[Data entries]
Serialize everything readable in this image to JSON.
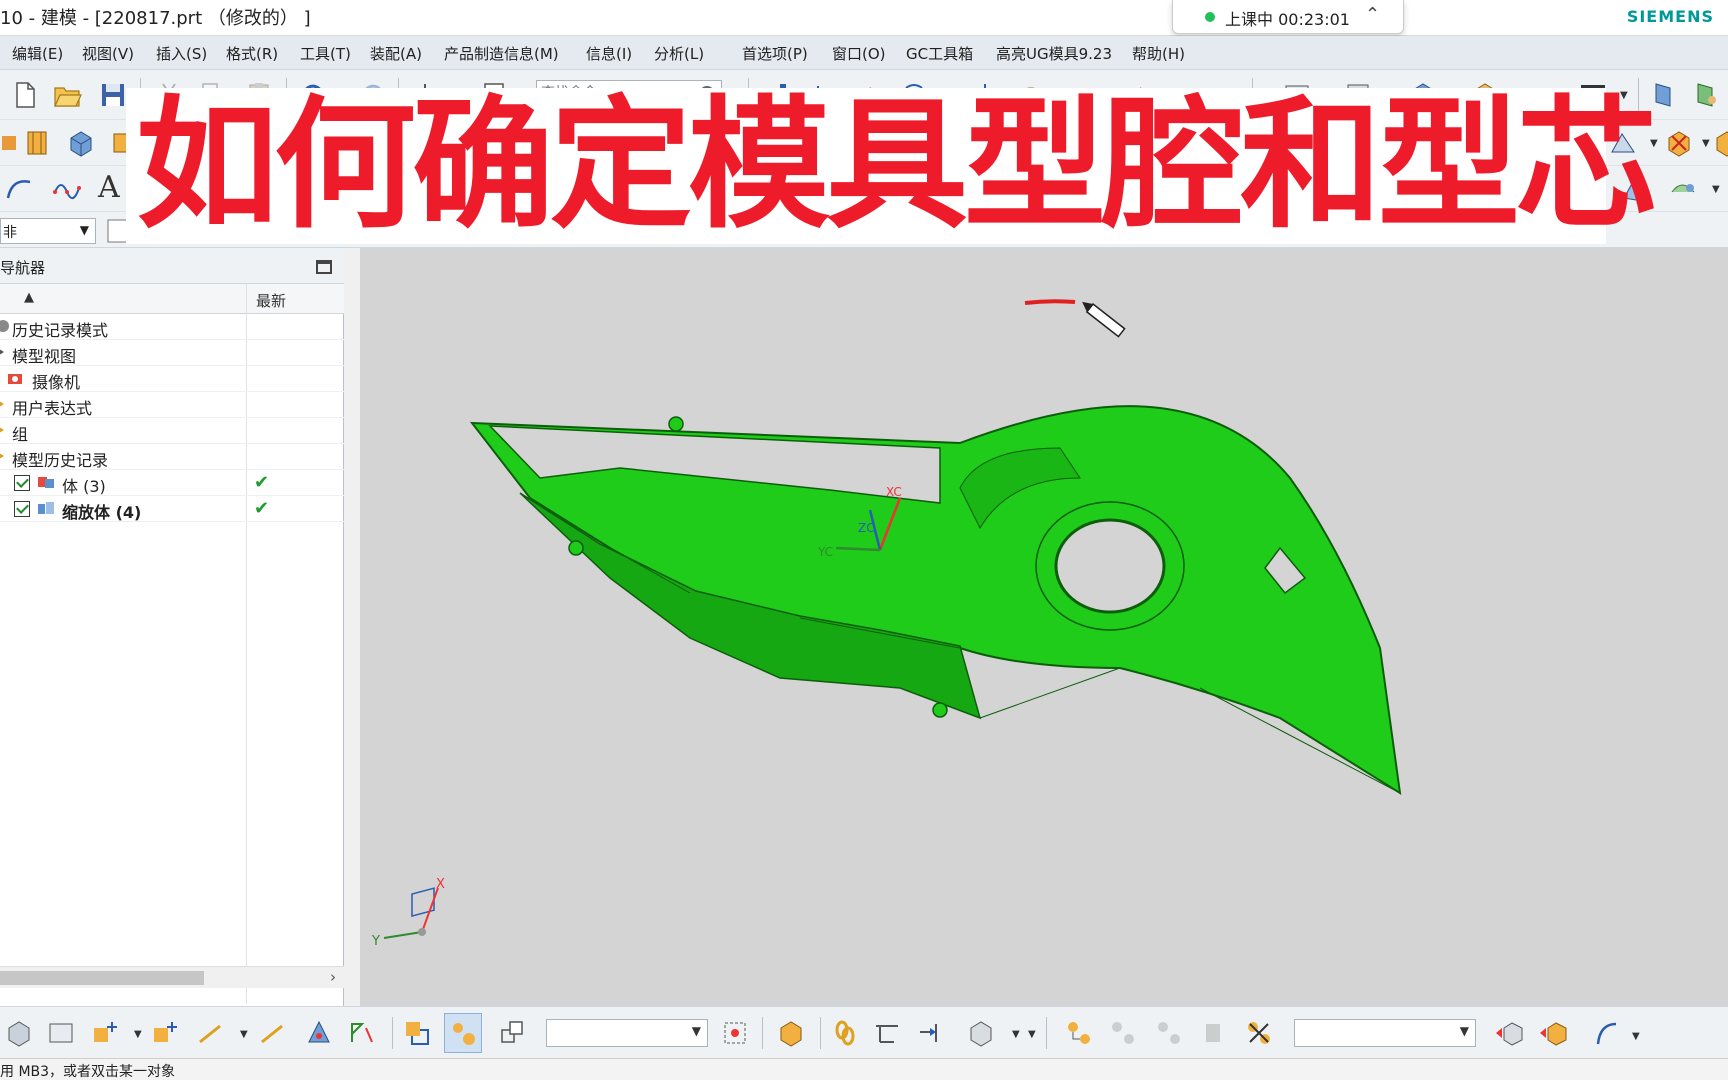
{
  "window": {
    "title": "10 - 建模 - [220817.prt （修改的） ]",
    "brand": "SIEMENS"
  },
  "class_timer": {
    "status": "上课中",
    "elapsed": "00:23:01"
  },
  "menubar": {
    "items": [
      "编辑(E)",
      "视图(V)",
      "插入(S)",
      "格式(R)",
      "工具(T)",
      "装配(A)",
      "产品制造信息(M)",
      "信息(I)",
      "分析(L)",
      "首选项(P)",
      "窗口(O)",
      "GC工具箱",
      "高亮UG模具9.23",
      "帮助(H)"
    ]
  },
  "toolbar": {
    "search_placeholder": "查找命令",
    "filter_value": "非"
  },
  "headline": "如何确定模具型腔和型芯",
  "navigator": {
    "title": "导航器",
    "column_latest": "最新",
    "rows": [
      {
        "label": "历史记录模式",
        "latest": ""
      },
      {
        "label": "模型视图",
        "latest": ""
      },
      {
        "label": "摄像机",
        "latest": ""
      },
      {
        "label": "用户表达式",
        "latest": ""
      },
      {
        "label": "组",
        "latest": ""
      },
      {
        "label": "模型历史记录",
        "latest": ""
      },
      {
        "label": "体 (3)",
        "latest": "✔"
      },
      {
        "label": "缩放体 (4)",
        "latest": "✔"
      }
    ]
  },
  "viewport": {
    "triad_labels": {
      "x": "X",
      "y": "Y",
      "xc": "XC",
      "yc": "YC",
      "zc": "ZC"
    },
    "part_color": "#1fcc1a",
    "background_color": "#d4d4d4"
  },
  "status": {
    "prompt": "用 MB3，或者双击某一对象"
  },
  "colors": {
    "accent_red": "#ee1c2b",
    "brand_teal": "#009999",
    "check_green": "#1e9a2e"
  }
}
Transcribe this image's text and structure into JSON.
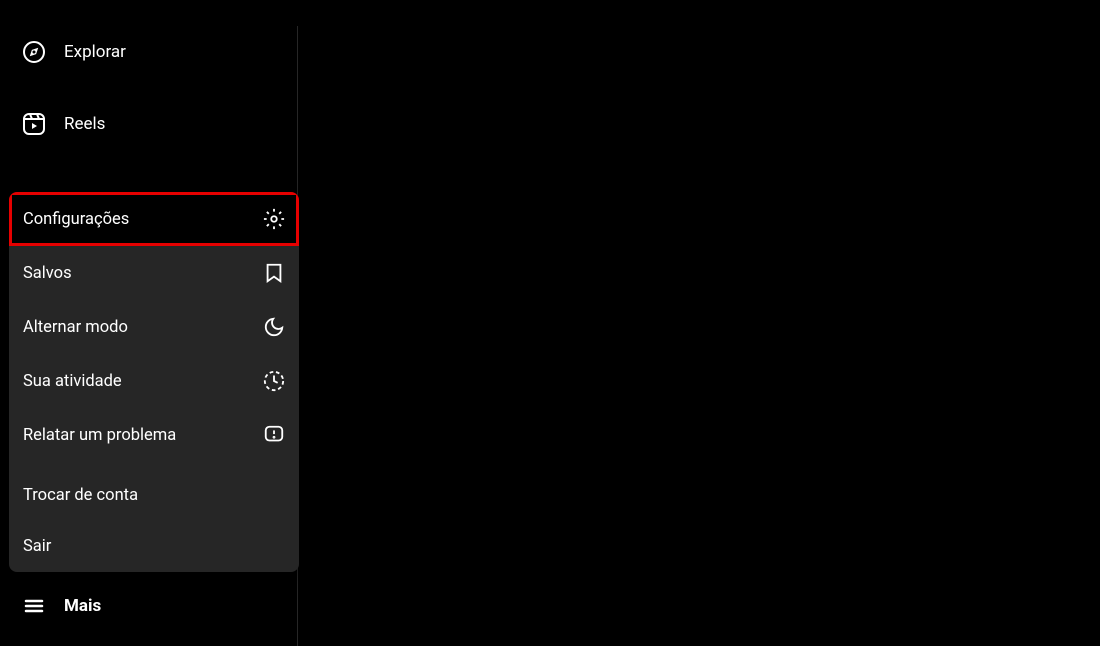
{
  "sidebar": {
    "explorar": "Explorar",
    "reels": "Reels",
    "more": "Mais"
  },
  "popup": {
    "configuracoes": "Configurações",
    "salvos": "Salvos",
    "alternar_modo": "Alternar modo",
    "sua_atividade": "Sua atividade",
    "relatar_problema": "Relatar um problema",
    "trocar_conta": "Trocar de conta",
    "sair": "Sair"
  }
}
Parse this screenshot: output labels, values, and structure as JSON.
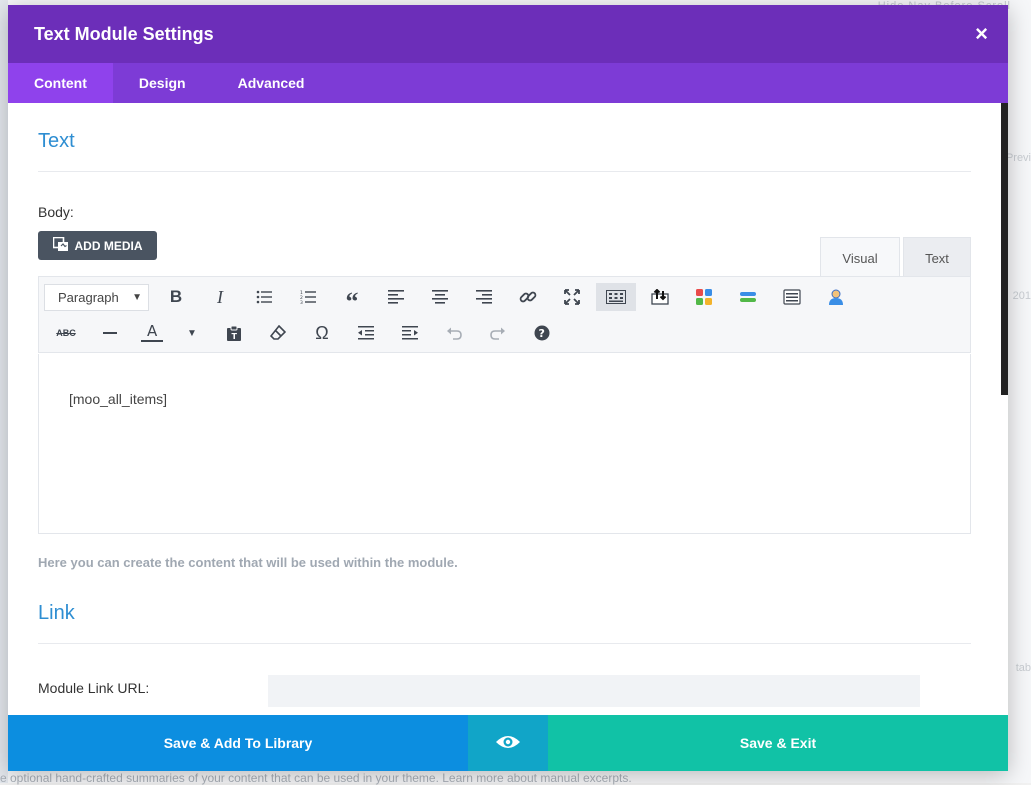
{
  "modal": {
    "title": "Text Module Settings",
    "close_icon": "×",
    "tabs": [
      {
        "label": "Content",
        "active": true
      },
      {
        "label": "Design",
        "active": false
      },
      {
        "label": "Advanced",
        "active": false
      }
    ]
  },
  "text_section": {
    "title": "Text",
    "body_label": "Body:",
    "add_media_label": "ADD MEDIA",
    "editor_tabs": [
      {
        "label": "Visual",
        "active": true
      },
      {
        "label": "Text",
        "active": false
      }
    ],
    "format_value": "Paragraph",
    "content": "[moo_all_items]",
    "help": "Here you can create the content that will be used within the module."
  },
  "link_section": {
    "title": "Link",
    "url_label": "Module Link URL:",
    "url_value": ""
  },
  "footer": {
    "library_label": "Save & Add To Library",
    "exit_label": "Save & Exit"
  },
  "background": {
    "top_text": "Hide  Nav  Before  Scroll",
    "right_items": [
      "Previ",
      "201",
      "tab"
    ],
    "bottom_text": "e optional hand-crafted summaries of your content that can be used in your theme. Learn more about manual excerpts."
  },
  "colors": {
    "header": "#6c2eb9",
    "tabs": "#7d3bd6",
    "accent": "#2e8ed2",
    "library_button": "#0c8ee0",
    "exit_button": "#11c2a6"
  }
}
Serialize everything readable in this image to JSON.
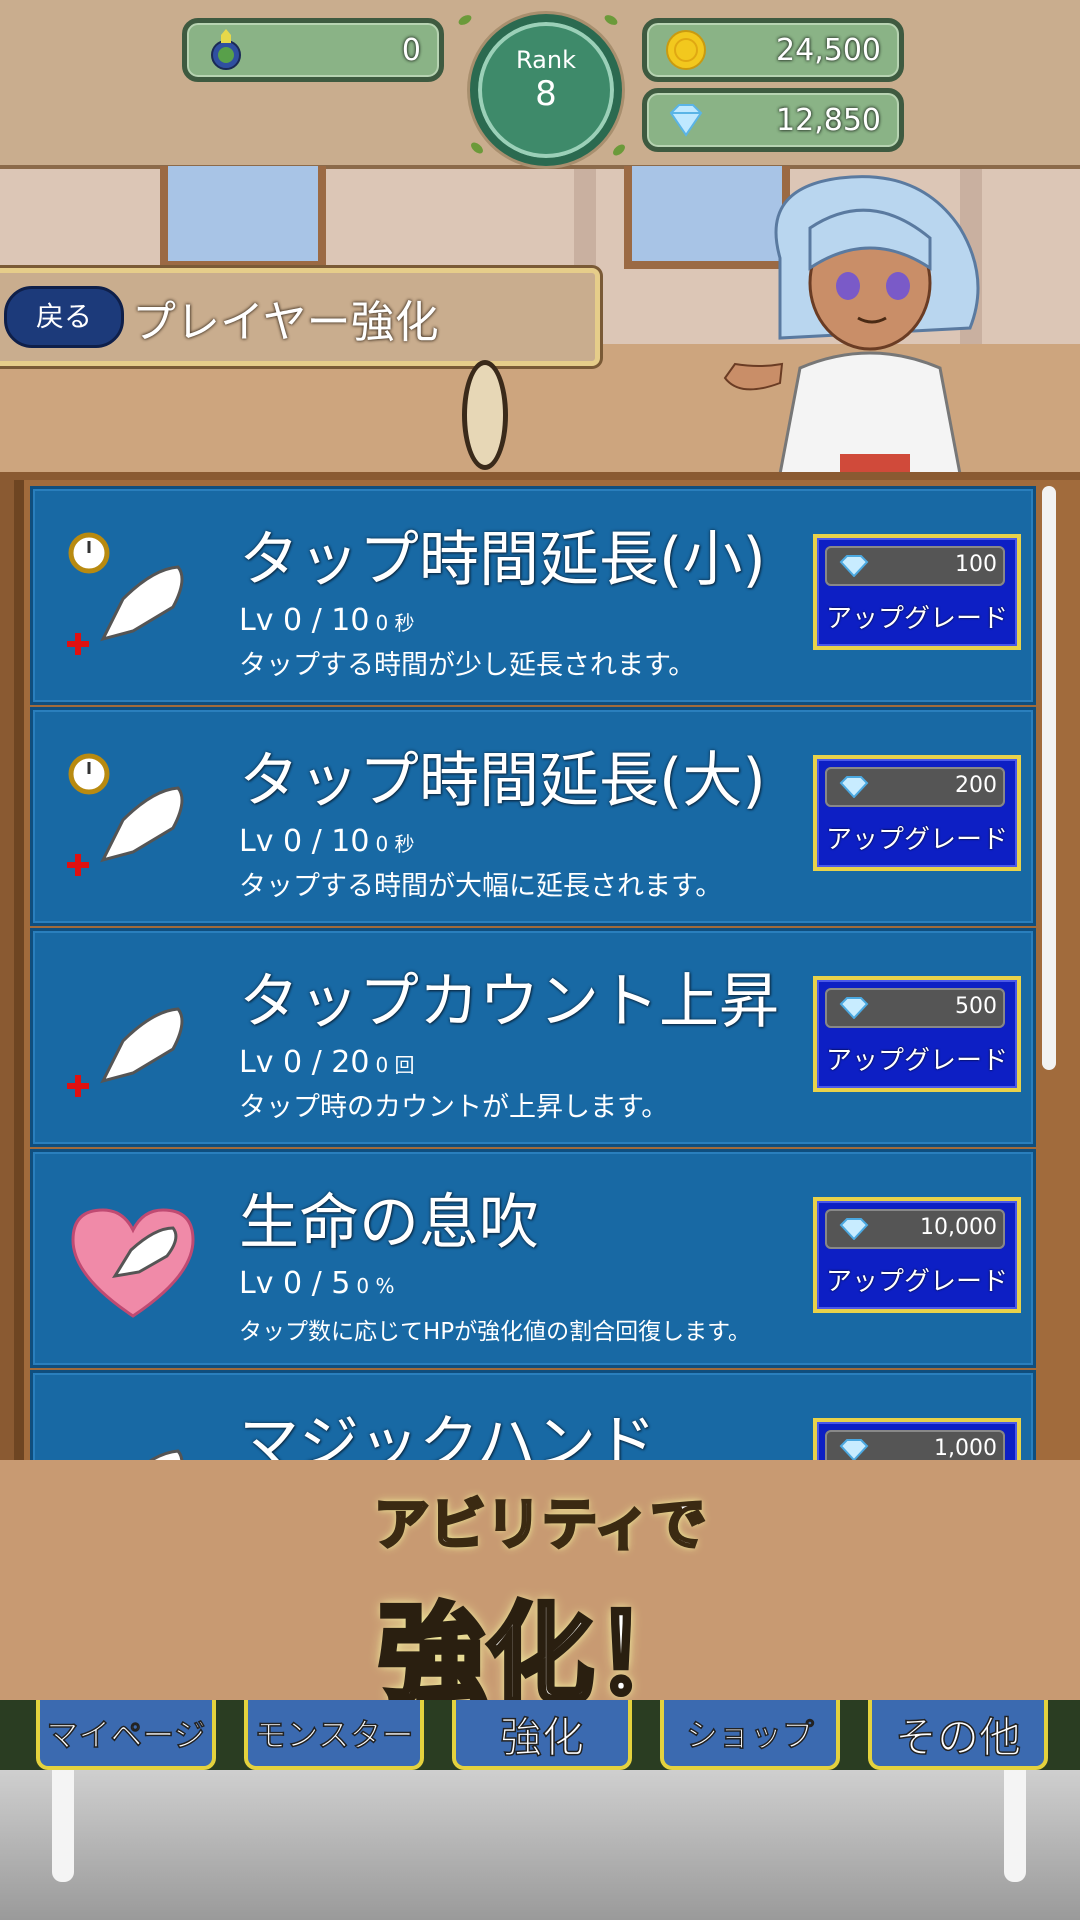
{
  "topbar": {
    "potion_value": "0",
    "rank_label": "Rank",
    "rank_value": "8",
    "gold_value": "24,500",
    "gem_value": "12,850"
  },
  "header": {
    "back_label": "戻る",
    "title": "プレイヤー強化"
  },
  "upgrades": [
    {
      "name": "タップ時間延長(小)",
      "level": "Lv 0 / 10",
      "level_unit": "0 秒",
      "desc": "タップする時間が少し延長されます。",
      "price": "100",
      "button": "アップグレード",
      "icon": "hand-timer-icon"
    },
    {
      "name": "タップ時間延長(大)",
      "level": "Lv 0 / 10",
      "level_unit": "0 秒",
      "desc": "タップする時間が大幅に延長されます。",
      "price": "200",
      "button": "アップグレード",
      "icon": "hand-timer-icon"
    },
    {
      "name": "タップカウント上昇",
      "level": "Lv 0 / 20",
      "level_unit": "0 回",
      "desc": "タップ時のカウントが上昇します。",
      "price": "500",
      "button": "アップグレード",
      "icon": "hand-plus-icon"
    },
    {
      "name": "生命の息吹",
      "level": "Lv 0 / 5",
      "level_unit": "0 %",
      "desc": "タップ数に応じてHPが強化値の割合回復します。",
      "price": "10,000",
      "button": "アップグレード",
      "icon": "heart-hand-icon"
    },
    {
      "name": "マジックハンド",
      "price": "1,000",
      "icon": "hand-icon"
    }
  ],
  "banner": {
    "line1": "アビリティで",
    "line2": "強化！"
  },
  "nav": {
    "tabs": [
      "マイページ",
      "モンスター",
      "強化",
      "ショップ",
      "その他"
    ]
  },
  "colors": {
    "card_bg": "#1869a4",
    "upgrade_button": "#0d1fc4",
    "accent_gold": "#e8d24a"
  }
}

- GIVEN INSTRUCTION: Write the records out again in full, exactly, and skip every picture.

- RESULT FOR THIS TASK:
Serialize everything readable in this image to JSON.
{
  "window": {
    "title": "10 - 建模 - [220817.prt （修改的） ]",
    "brand": "SIEMENS"
  },
  "class_timer": {
    "status": "上课中",
    "elapsed": "00:23:01"
  },
  "menubar": {
    "items": [
      "编辑(E)",
      "视图(V)",
      "插入(S)",
      "格式(R)",
      "工具(T)",
      "装配(A)",
      "产品制造信息(M)",
      "信息(I)",
      "分析(L)",
      "首选项(P)",
      "窗口(O)",
      "GC工具箱",
      "高亮UG模具9.23",
      "帮助(H)"
    ]
  },
  "toolbar": {
    "search_placeholder": "查找命令",
    "filter_value": "非"
  },
  "headline": "如何确定模具型腔和型芯",
  "navigator": {
    "title": "导航器",
    "column_latest": "最新",
    "rows": [
      {
        "label": "历史记录模式",
        "latest": ""
      },
      {
        "label": "模型视图",
        "latest": ""
      },
      {
        "label": "摄像机",
        "latest": ""
      },
      {
        "label": "用户表达式",
        "latest": ""
      },
      {
        "label": "组",
        "latest": ""
      },
      {
        "label": "模型历史记录",
        "latest": ""
      },
      {
        "label": "体 (3)",
        "latest": "✔"
      },
      {
        "label": "缩放体 (4)",
        "latest": "✔"
      }
    ]
  },
  "viewport": {
    "triad_labels": {
      "x": "X",
      "y": "Y",
      "xc": "XC",
      "yc": "YC",
      "zc": "ZC"
    },
    "part_color": "#1fcc1a",
    "background_color": "#d4d4d4"
  },
  "status": {
    "prompt": "用 MB3，或者双击某一对象"
  },
  "colors": {
    "accent_red": "#ee1c2b",
    "brand_teal": "#009999",
    "check_green": "#1e9a2e"
  }
}
Transcribe this image's text and structure into JSON.
{
  "sidebar": {
    "explorar": "Explorar",
    "reels": "Reels",
    "more": "Mais"
  },
  "popup": {
    "configuracoes": "Configurações",
    "salvos": "Salvos",
    "alternar_modo": "Alternar modo",
    "sua_atividade": "Sua atividade",
    "relatar_problema": "Relatar um problema",
    "trocar_conta": "Trocar de conta",
    "sair": "Sair"
  }
}
Parse this screenshot: output labels, values, and structure as JSON.
{
  "modal": {
    "title": "Text Module Settings",
    "close_icon": "×",
    "tabs": [
      {
        "label": "Content",
        "active": true
      },
      {
        "label": "Design",
        "active": false
      },
      {
        "label": "Advanced",
        "active": false
      }
    ]
  },
  "text_section": {
    "title": "Text",
    "body_label": "Body:",
    "add_media_label": "ADD MEDIA",
    "editor_tabs": [
      {
        "label": "Visual",
        "active": true
      },
      {
        "label": "Text",
        "active": false
      }
    ],
    "format_value": "Paragraph",
    "content": "[moo_all_items]",
    "help": "Here you can create the content that will be used within the module."
  },
  "link_section": {
    "title": "Link",
    "url_label": "Module Link URL:",
    "url_value": ""
  },
  "footer": {
    "library_label": "Save & Add To Library",
    "exit_label": "Save & Exit"
  },
  "background": {
    "top_text": "Hide  Nav  Before  Scroll",
    "right_items": [
      "Previ",
      "201",
      "tab"
    ],
    "bottom_text": "e optional hand-crafted summaries of your content that can be used in your theme. Learn more about manual excerpts."
  },
  "colors": {
    "header": "#6c2eb9",
    "tabs": "#7d3bd6",
    "accent": "#2e8ed2",
    "library_button": "#0c8ee0",
    "exit_button": "#11c2a6"
  }
}
Serialize everything readable in this image to JSON.
{
  "topbar": {
    "potion_value": "0",
    "rank_label": "Rank",
    "rank_value": "8",
    "gold_value": "24,500",
    "gem_value": "12,850"
  },
  "header": {
    "back_label": "戻る",
    "title": "プレイヤー強化"
  },
  "upgrades": [
    {
      "name": "タップ時間延長(小)",
      "level": "Lv 0 / 10",
      "level_unit": "0 秒",
      "desc": "タップする時間が少し延長されます。",
      "price": "100",
      "button": "アップグレード",
      "icon": "hand-timer-icon"
    },
    {
      "name": "タップ時間延長(大)",
      "level": "Lv 0 / 10",
      "level_unit": "0 秒",
      "desc": "タップする時間が大幅に延長されます。",
      "price": "200",
      "button": "アップグレード",
      "icon": "hand-timer-icon"
    },
    {
      "name": "タップカウント上昇",
      "level": "Lv 0 / 20",
      "level_unit": "0 回",
      "desc": "タップ時のカウントが上昇します。",
      "price": "500",
      "button": "アップグレード",
      "icon": "hand-plus-icon"
    },
    {
      "name": "生命の息吹",
      "level": "Lv 0 / 5",
      "level_unit": "0 %",
      "desc": "タップ数に応じてHPが強化値の割合回復します。",
      "price": "10,000",
      "button": "アップグレード",
      "icon": "heart-hand-icon"
    },
    {
      "name": "マジックハンド",
      "price": "1,000",
      "icon": "hand-icon"
    }
  ],
  "banner": {
    "line1": "アビリティで",
    "line2": "強化！"
  },
  "nav": {
    "tabs": [
      "マイページ",
      "モンスター",
      "強化",
      "ショップ",
      "その他"
    ]
  },
  "colors": {
    "card_bg": "#1869a4",
    "upgrade_button": "#0d1fc4",
    "accent_gold": "#e8d24a"
  }
}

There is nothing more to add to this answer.